● **Brief**: Copy each line exactly.

● **Dataset entries**:
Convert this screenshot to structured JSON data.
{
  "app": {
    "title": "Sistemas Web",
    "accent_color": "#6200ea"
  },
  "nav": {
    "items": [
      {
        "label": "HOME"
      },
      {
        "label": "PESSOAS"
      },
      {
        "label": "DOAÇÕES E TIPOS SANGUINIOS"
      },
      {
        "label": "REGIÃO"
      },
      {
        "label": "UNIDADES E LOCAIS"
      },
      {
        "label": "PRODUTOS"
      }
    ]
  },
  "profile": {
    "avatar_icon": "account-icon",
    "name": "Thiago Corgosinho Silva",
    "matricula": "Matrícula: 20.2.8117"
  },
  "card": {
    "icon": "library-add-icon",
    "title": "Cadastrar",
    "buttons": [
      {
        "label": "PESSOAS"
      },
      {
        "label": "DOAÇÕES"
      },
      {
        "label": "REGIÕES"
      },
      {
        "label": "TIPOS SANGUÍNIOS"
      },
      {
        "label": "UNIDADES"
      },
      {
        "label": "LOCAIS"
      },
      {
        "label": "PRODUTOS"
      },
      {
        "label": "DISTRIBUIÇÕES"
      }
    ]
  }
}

● **Full solution**:
Convert this screenshot to structured JSON data.
{
  "app": {
    "title": "Sistemas Web",
    "accent_color": "#6200ea"
  },
  "nav": {
    "items": [
      {
        "label": "HOME"
      },
      {
        "label": "PESSOAS"
      },
      {
        "label": "DOAÇÕES E TIPOS SANGUINIOS"
      },
      {
        "label": "REGIÃO"
      },
      {
        "label": "UNIDADES E LOCAIS"
      },
      {
        "label": "PRODUTOS"
      }
    ]
  },
  "profile": {
    "avatar_icon": "account-icon",
    "name": "Thiago Corgosinho Silva",
    "matricula": "Matrícula: 20.2.8117"
  },
  "card": {
    "icon": "library-add-icon",
    "title": "Cadastrar",
    "buttons": [
      {
        "label": "PESSOAS"
      },
      {
        "label": "DOAÇÕES"
      },
      {
        "label": "REGIÕES"
      },
      {
        "label": "TIPOS SANGUÍNIOS"
      },
      {
        "label": "UNIDADES"
      },
      {
        "label": "LOCAIS"
      },
      {
        "label": "PRODUTOS"
      },
      {
        "label": "DISTRIBUIÇÕES"
      }
    ]
  }
}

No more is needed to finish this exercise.